▶ [STATED GOAL]: Reproduce the records below exactly, leaving out any pictures.

--------------------------------------------------

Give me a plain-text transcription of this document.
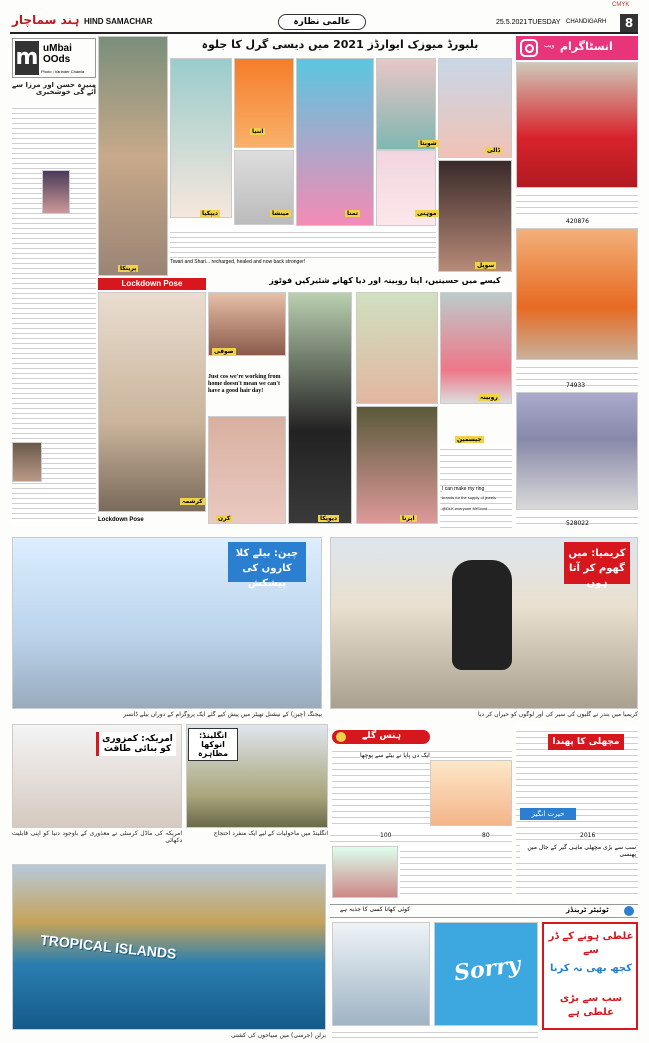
CMYK
ہند سماچار HIND SAMACHAR	عالمی نظارہ	25.5.2021 TUESDAY CHANDIGARH	8
m uMbai OOds
Photo : Varinder Chawla
منیزہ حسن اور مرزا سے آئے گی خوشخبری
بلبورڈ میوزک ایوارڈز 2021 میں دیسی گرل کا جلوہ
پرینکا
اننیا
شویتا
ڈالی
دیپکیا	مینشا	تمنا	موہنی
سوپل
Tiwari and Shari... recharged, healed and now back stronger!
انسٹاگرام
ویب
420876
74933
528022
Lockdown Pose	کیسے میں حسینیں، اپنا روبینہ اور دیا کھانے شئیرکیں فوٹوز
کرشمہ
صوفی
Just cos we're working from home doesn't mean we can't have a good hair day!
دیویکا	اپرنا
روبینہ
جیسمین
کرن
I can make my ring
brands for the supply of jewels
@DLK.everyone MrScool
Lockdown Pose
چین: بیلے کلا کاروں کی پیشکش
بیجنگ (چین) کے نیشنل تھیٹر میں پیش کیے گئے ایک پروگرام کے دوران بیلے ڈانسر
کریمیا: میں گھوم کر آتا ہوں
کریمیا میں بندر نے گلیوں کی سیر کی اور لوگوں کو حیران کر دیا
امریکہ: کمزوری کو بنائی طاقت
امریکہ کی ماڈل کرسٹی نے معذوری کے باوجود دنیا کو اپنی قابلیت دکھائی
انگلینڈ: انوکھا مظاہرہ
انگلینڈ میں ماحولیات کے لیے ایک منفرد احتجاج
ہنس گلے
ایک دن پاپا نے بیٹے سے پوچھا
100	80
مچھلی کا پھندا
حیرت انگیز
2016
سب سے بڑی مچھلی ماہی گیر کے جال میں پھنسی
TROPICAL ISLANDS
برلن (جرمنی) میں سیاحوں کی کشتی
ٹوئیٹر ٹرینڈز
کوئی کھانا کسی کا جذبہ ہے
Sorry
غلطی ہونے کے ڈر سے
کچھ بھی نہ کرنا
سب سے بڑی غلطی ہے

--------------------------------------------------

▶ [EXERCISE OUTPUT]:
Give me a plain-text transcription of this document.
CMYK
ہند سماچار HIND SAMACHAR	عالمی نظارہ	25.5.2021 TUESDAY CHANDIGARH	8
m uMbai OOds
Photo : Varinder Chawla
منیزہ حسن اور مرزا سے آئے گی خوشخبری
بلبورڈ میوزک ایوارڈز 2021 میں دیسی گرل کا جلوہ
پرینکا
اننیا
شویتا
ڈالی
دیپکیا	مینشا	تمنا	موہنی
سوپل
Tiwari and Shari... recharged, healed and now back stronger!
انسٹاگرام
ویب
420876
74933
528022
Lockdown Pose	کیسے میں حسینیں، اپنا روبینہ اور دیا کھانے شئیرکیں فوٹوز
کرشمہ
صوفی
Just cos we're working from home doesn't mean we can't have a good hair day!
دیویکا	اپرنا
روبینہ
جیسمین
کرن
I can make my ring
brands for the supply of jewels
@DLK.everyone MrScool
Lockdown Pose
چین: بیلے کلا کاروں کی پیشکش
بیجنگ (چین) کے نیشنل تھیٹر میں پیش کیے گئے ایک پروگرام کے دوران بیلے ڈانسر
کریمیا: میں گھوم کر آتا ہوں
کریمیا میں بندر نے گلیوں کی سیر کی اور لوگوں کو حیران کر دیا
امریکہ: کمزوری کو بنائی طاقت
امریکہ کی ماڈل کرسٹی نے معذوری کے باوجود دنیا کو اپنی قابلیت دکھائی
انگلینڈ: انوکھا مظاہرہ
انگلینڈ میں ماحولیات کے لیے ایک منفرد احتجاج
ہنس گلے
ایک دن پاپا نے بیٹے سے پوچھا
100	80
مچھلی کا پھندا
حیرت انگیز
2016
سب سے بڑی مچھلی ماہی گیر کے جال میں پھنسی
TROPICAL ISLANDS
برلن (جرمنی) میں سیاحوں کی کشتی
ٹوئیٹر ٹرینڈز
کوئی کھانا کسی کا جذبہ ہے
Sorry
غلطی ہونے کے ڈر سے
کچھ بھی نہ کرنا
سب سے بڑی غلطی ہے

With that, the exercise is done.